▸ **WHAT TO WORK ON**: Count only the lines of the records that hold "structured", then give the number without any other words.
┄┄┄┄┄┄┄┄┄┄┄┄┄┄┄┄┄┄┄┄
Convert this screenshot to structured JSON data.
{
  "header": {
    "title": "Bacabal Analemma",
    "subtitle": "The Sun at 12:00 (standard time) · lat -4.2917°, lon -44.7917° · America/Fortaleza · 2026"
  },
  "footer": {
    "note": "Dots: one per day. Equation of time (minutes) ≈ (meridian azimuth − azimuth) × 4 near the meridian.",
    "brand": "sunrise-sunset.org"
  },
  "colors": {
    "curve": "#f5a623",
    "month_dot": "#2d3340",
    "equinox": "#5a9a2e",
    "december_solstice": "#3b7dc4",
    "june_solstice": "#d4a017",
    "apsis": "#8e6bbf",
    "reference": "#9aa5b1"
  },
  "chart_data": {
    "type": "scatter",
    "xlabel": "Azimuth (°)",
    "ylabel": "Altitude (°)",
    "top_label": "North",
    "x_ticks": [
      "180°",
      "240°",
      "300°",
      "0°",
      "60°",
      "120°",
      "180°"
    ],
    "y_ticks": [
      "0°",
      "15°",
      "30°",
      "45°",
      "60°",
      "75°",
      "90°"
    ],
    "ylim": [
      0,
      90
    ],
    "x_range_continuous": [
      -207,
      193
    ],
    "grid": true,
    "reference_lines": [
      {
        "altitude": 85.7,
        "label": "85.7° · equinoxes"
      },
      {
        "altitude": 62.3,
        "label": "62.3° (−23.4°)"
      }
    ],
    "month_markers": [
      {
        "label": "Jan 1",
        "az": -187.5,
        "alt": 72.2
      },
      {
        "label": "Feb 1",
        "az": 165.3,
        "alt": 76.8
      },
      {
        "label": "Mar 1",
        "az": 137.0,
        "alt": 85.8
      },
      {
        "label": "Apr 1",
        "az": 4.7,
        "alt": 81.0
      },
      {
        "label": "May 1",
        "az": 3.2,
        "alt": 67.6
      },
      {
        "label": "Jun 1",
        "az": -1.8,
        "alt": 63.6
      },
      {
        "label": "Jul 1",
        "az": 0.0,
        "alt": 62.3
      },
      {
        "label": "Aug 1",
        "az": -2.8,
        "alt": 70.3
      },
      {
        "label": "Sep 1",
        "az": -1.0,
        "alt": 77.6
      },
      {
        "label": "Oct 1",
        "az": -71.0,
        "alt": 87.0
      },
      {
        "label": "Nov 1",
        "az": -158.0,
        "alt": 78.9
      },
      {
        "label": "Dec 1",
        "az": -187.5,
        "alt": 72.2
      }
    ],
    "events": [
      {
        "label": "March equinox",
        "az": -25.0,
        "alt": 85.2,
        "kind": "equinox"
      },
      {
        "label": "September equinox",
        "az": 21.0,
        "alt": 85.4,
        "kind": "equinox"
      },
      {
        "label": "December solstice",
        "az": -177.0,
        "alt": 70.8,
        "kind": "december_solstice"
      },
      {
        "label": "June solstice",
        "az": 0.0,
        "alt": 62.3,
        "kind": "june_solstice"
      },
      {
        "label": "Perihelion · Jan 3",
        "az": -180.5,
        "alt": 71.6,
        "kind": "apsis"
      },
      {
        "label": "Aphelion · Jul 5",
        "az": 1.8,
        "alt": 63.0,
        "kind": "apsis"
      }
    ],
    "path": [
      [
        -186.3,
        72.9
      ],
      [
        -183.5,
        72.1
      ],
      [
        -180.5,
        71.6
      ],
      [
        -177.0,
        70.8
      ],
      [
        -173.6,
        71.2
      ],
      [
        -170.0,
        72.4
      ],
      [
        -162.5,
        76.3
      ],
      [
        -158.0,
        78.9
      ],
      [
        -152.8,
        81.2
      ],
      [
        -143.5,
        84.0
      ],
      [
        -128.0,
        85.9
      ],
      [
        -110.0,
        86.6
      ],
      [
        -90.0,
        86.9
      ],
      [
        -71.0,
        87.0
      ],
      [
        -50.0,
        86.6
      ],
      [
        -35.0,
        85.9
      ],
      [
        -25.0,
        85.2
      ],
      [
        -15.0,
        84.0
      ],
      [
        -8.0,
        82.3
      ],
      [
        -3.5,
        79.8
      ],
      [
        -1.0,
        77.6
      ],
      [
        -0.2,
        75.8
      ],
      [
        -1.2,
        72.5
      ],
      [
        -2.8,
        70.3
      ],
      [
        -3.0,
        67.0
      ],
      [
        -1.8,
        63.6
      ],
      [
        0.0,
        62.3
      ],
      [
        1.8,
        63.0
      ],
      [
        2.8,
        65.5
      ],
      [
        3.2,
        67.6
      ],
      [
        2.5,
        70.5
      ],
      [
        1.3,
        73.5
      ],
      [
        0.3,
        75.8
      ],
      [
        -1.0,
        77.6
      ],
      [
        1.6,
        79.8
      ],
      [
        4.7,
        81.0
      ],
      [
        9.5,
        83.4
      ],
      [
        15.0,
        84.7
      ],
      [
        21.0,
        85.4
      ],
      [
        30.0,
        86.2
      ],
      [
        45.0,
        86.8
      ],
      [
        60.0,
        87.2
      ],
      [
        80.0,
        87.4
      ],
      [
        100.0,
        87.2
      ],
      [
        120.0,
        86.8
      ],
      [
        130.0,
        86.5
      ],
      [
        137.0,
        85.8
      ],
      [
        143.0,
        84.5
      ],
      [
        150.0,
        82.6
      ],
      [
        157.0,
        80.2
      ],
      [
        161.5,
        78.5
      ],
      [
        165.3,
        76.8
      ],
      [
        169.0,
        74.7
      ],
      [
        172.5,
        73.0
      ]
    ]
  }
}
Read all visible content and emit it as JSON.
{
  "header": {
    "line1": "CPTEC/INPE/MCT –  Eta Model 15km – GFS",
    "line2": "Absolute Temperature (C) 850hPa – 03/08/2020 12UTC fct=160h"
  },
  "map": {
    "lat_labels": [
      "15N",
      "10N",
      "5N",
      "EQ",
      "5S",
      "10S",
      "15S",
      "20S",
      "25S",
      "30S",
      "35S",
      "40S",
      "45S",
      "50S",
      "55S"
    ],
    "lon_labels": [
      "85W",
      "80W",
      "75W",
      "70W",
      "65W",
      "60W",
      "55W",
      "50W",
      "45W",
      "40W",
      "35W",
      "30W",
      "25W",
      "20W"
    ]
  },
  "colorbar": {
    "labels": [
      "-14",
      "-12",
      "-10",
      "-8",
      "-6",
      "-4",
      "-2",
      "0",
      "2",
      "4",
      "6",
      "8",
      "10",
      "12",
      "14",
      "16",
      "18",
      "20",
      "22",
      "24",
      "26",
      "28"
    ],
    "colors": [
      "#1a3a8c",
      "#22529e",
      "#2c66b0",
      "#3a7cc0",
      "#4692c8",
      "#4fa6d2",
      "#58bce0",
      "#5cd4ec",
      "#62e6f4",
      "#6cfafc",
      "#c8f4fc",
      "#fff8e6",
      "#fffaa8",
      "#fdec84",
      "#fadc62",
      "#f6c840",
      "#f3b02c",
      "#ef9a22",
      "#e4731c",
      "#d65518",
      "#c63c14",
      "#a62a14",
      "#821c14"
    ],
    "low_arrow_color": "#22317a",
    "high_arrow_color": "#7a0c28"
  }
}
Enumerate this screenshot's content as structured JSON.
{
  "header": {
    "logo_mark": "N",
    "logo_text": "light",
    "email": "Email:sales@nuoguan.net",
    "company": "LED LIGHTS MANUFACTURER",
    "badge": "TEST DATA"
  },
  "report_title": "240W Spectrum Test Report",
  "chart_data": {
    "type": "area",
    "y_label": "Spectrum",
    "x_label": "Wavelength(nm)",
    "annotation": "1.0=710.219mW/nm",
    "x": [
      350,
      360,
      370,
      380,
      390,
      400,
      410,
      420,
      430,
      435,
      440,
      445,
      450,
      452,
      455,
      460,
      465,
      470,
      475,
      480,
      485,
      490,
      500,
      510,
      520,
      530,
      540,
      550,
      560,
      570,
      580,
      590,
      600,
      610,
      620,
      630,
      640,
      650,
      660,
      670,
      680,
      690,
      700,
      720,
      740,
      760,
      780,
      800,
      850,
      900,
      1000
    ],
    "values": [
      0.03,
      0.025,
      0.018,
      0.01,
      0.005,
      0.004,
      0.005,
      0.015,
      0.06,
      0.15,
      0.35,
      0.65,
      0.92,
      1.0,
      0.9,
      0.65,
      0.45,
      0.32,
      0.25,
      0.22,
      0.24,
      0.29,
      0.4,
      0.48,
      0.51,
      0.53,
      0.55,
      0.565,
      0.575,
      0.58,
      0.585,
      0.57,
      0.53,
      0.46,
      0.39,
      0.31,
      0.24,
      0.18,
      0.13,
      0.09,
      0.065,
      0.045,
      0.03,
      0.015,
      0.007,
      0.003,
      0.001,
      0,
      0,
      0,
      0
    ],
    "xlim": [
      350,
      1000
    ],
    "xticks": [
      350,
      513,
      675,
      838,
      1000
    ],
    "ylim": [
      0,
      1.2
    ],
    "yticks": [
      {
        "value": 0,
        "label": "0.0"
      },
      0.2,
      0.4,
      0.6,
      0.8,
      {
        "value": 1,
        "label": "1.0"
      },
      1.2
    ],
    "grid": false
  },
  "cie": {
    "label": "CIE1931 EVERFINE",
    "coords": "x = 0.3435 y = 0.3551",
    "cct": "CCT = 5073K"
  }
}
┄┄┄┄┄┄┄┄┄┄┄┄┄┄┄┄┄┄┄┄
▸ **FINISHED ANSWER**: 2